**** Data lines ****

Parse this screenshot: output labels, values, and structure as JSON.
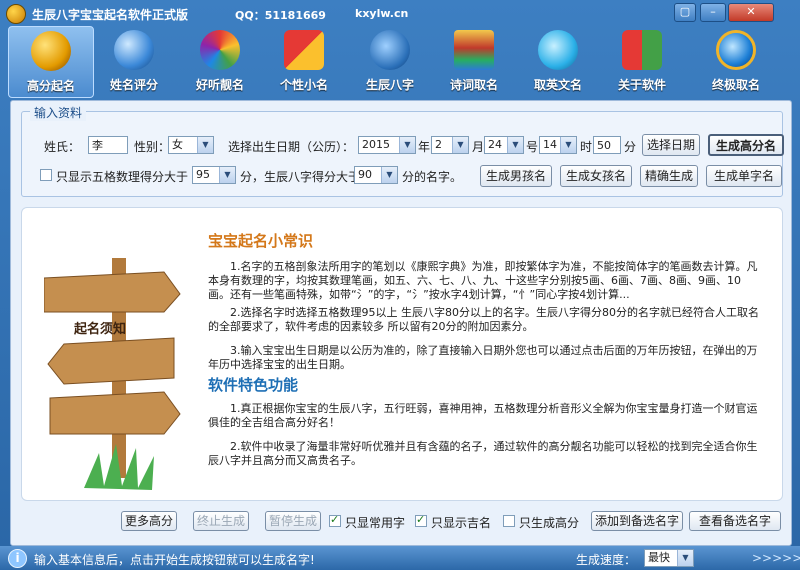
{
  "window": {
    "title": "生辰八字宝宝起名软件正式版",
    "qq": "QQ：51181669",
    "site": "kxylw.cn",
    "controls": {
      "menu": "▢",
      "minimize": "–",
      "close": "✕"
    }
  },
  "toolbar": [
    {
      "label": "高分起名",
      "icon": "taiji-icon",
      "active": true
    },
    {
      "label": "姓名评分",
      "icon": "globe-icon"
    },
    {
      "label": "好听靓名",
      "icon": "flower-icon"
    },
    {
      "label": "个性小名",
      "icon": "puzzle-icon"
    },
    {
      "label": "生辰八字",
      "icon": "horse-icon"
    },
    {
      "label": "诗词取名",
      "icon": "books-icon"
    },
    {
      "label": "取英文名",
      "icon": "browser-icon"
    },
    {
      "label": "关于软件",
      "icon": "windows-flag-icon"
    },
    {
      "label": "终极取名",
      "icon": "ie-globe-icon"
    }
  ],
  "form": {
    "legend": "输入资料",
    "surname_label": "姓氏：",
    "surname_value": "李",
    "gender_label": "性别：",
    "gender_value": "女",
    "date_label": "选择出生日期（公历）：",
    "year_value": "2015",
    "year_unit": "年",
    "month_value": "2",
    "month_unit": "月",
    "day_value": "24",
    "day_unit": "号",
    "hour_value": "14",
    "hour_unit": "时",
    "minute_value": "50",
    "minute_unit": "分",
    "pick_date_btn": "选择日期",
    "gen_high_btn": "生成高分名",
    "only_show_prefix": "只显示五格数理得分大于",
    "wuge_value": "95",
    "only_show_mid": "分，生辰八字得分大于",
    "bazi_value": "90",
    "only_show_suffix": "分的名字。",
    "boy_btn": "生成男孩名",
    "girl_btn": "生成女孩名",
    "exact_btn": "精确生成",
    "single_btn": "生成单字名"
  },
  "info": {
    "sign_text": "起名须知",
    "section1_title": "宝宝起名小常识",
    "p1": "1.名字的五格剖象法所用字的笔划以《康熙字典》为准，即按繁体字为准，不能按简体字的笔画数去计算。凡本身有数理的字，均按其数理笔画，如五、六、七、八、九、十这些字分别按5画、6画、7画、8画、9画、10画。还有一些笔画特殊，如带“氵”的字，“氵”按水字4划计算，“忄”同心字按4划计算...",
    "p2": "2.选择名字时选择五格数理95以上 生辰八字80分以上的名字。生辰八字得分80分的名字就已经符合人工取名的全部要求了，软件考虑的因素较多 所以留有20分的附加因素分。",
    "p3": "3.输入宝宝出生日期是以公历为准的，除了直接输入日期外您也可以通过点击后面的万年历按钮，在弹出的万年历中选择宝宝的出生日期。",
    "section2_title": "软件特色功能",
    "p4": "1.真正根据你宝宝的生辰八字，五行旺弱，喜神用神，五格数理分析音形义全解为你宝宝量身打造一个财官运俱佳的全吉组合高分好名！",
    "p5": "2.软件中收录了海量非常好听优雅并且有含蕴的名子，通过软件的高分靓名功能可以轻松的找到完全适合你生辰八字并且高分而又高贵名子。"
  },
  "actions": {
    "more_btn": "更多高分",
    "stop_btn": "终止生成",
    "pause_btn": "暂停生成",
    "common_chk": "只显常用字",
    "lucky_chk": "只显示吉名",
    "high_chk": "只生成高分",
    "add_btn": "添加到备选名字",
    "view_btn": "查看备选名字"
  },
  "status": {
    "message": "输入基本信息后，点击开始生成按钮就可以生成名字!",
    "speed_label": "生成速度：",
    "speed_value": "最快",
    "arrows": ">>>>>"
  },
  "colors": {
    "accent": "#2e6aa8",
    "heading_orange": "#d4781a",
    "heading_blue": "#1e6fb5"
  }
}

****

What this task involves
Leave the pictures out, and print every line of the listing exactly as written.

Output for this task
Parse this screenshot: output labels, values, and structure as JSON.
{
  "window": {
    "title": "生辰八字宝宝起名软件正式版",
    "qq": "QQ：51181669",
    "site": "kxylw.cn",
    "controls": {
      "menu": "▢",
      "minimize": "–",
      "close": "✕"
    }
  },
  "toolbar": [
    {
      "label": "高分起名",
      "icon": "taiji-icon",
      "active": true
    },
    {
      "label": "姓名评分",
      "icon": "globe-icon"
    },
    {
      "label": "好听靓名",
      "icon": "flower-icon"
    },
    {
      "label": "个性小名",
      "icon": "puzzle-icon"
    },
    {
      "label": "生辰八字",
      "icon": "horse-icon"
    },
    {
      "label": "诗词取名",
      "icon": "books-icon"
    },
    {
      "label": "取英文名",
      "icon": "browser-icon"
    },
    {
      "label": "关于软件",
      "icon": "windows-flag-icon"
    },
    {
      "label": "终极取名",
      "icon": "ie-globe-icon"
    }
  ],
  "form": {
    "legend": "输入资料",
    "surname_label": "姓氏：",
    "surname_value": "李",
    "gender_label": "性别：",
    "gender_value": "女",
    "date_label": "选择出生日期（公历）：",
    "year_value": "2015",
    "year_unit": "年",
    "month_value": "2",
    "month_unit": "月",
    "day_value": "24",
    "day_unit": "号",
    "hour_value": "14",
    "hour_unit": "时",
    "minute_value": "50",
    "minute_unit": "分",
    "pick_date_btn": "选择日期",
    "gen_high_btn": "生成高分名",
    "only_show_prefix": "只显示五格数理得分大于",
    "wuge_value": "95",
    "only_show_mid": "分，生辰八字得分大于",
    "bazi_value": "90",
    "only_show_suffix": "分的名字。",
    "boy_btn": "生成男孩名",
    "girl_btn": "生成女孩名",
    "exact_btn": "精确生成",
    "single_btn": "生成单字名"
  },
  "info": {
    "sign_text": "起名须知",
    "section1_title": "宝宝起名小常识",
    "p1": "1.名字的五格剖象法所用字的笔划以《康熙字典》为准，即按繁体字为准，不能按简体字的笔画数去计算。凡本身有数理的字，均按其数理笔画，如五、六、七、八、九、十这些字分别按5画、6画、7画、8画、9画、10画。还有一些笔画特殊，如带“氵”的字，“氵”按水字4划计算，“忄”同心字按4划计算...",
    "p2": "2.选择名字时选择五格数理95以上 生辰八字80分以上的名字。生辰八字得分80分的名字就已经符合人工取名的全部要求了，软件考虑的因素较多 所以留有20分的附加因素分。",
    "p3": "3.输入宝宝出生日期是以公历为准的，除了直接输入日期外您也可以通过点击后面的万年历按钮，在弹出的万年历中选择宝宝的出生日期。",
    "section2_title": "软件特色功能",
    "p4": "1.真正根据你宝宝的生辰八字，五行旺弱，喜神用神，五格数理分析音形义全解为你宝宝量身打造一个财官运俱佳的全吉组合高分好名！",
    "p5": "2.软件中收录了海量非常好听优雅并且有含蕴的名子，通过软件的高分靓名功能可以轻松的找到完全适合你生辰八字并且高分而又高贵名子。"
  },
  "actions": {
    "more_btn": "更多高分",
    "stop_btn": "终止生成",
    "pause_btn": "暂停生成",
    "common_chk": "只显常用字",
    "lucky_chk": "只显示吉名",
    "high_chk": "只生成高分",
    "add_btn": "添加到备选名字",
    "view_btn": "查看备选名字"
  },
  "status": {
    "message": "输入基本信息后，点击开始生成按钮就可以生成名字!",
    "speed_label": "生成速度：",
    "speed_value": "最快",
    "arrows": ">>>>>"
  },
  "colors": {
    "accent": "#2e6aa8",
    "heading_orange": "#d4781a",
    "heading_blue": "#1e6fb5"
  }
}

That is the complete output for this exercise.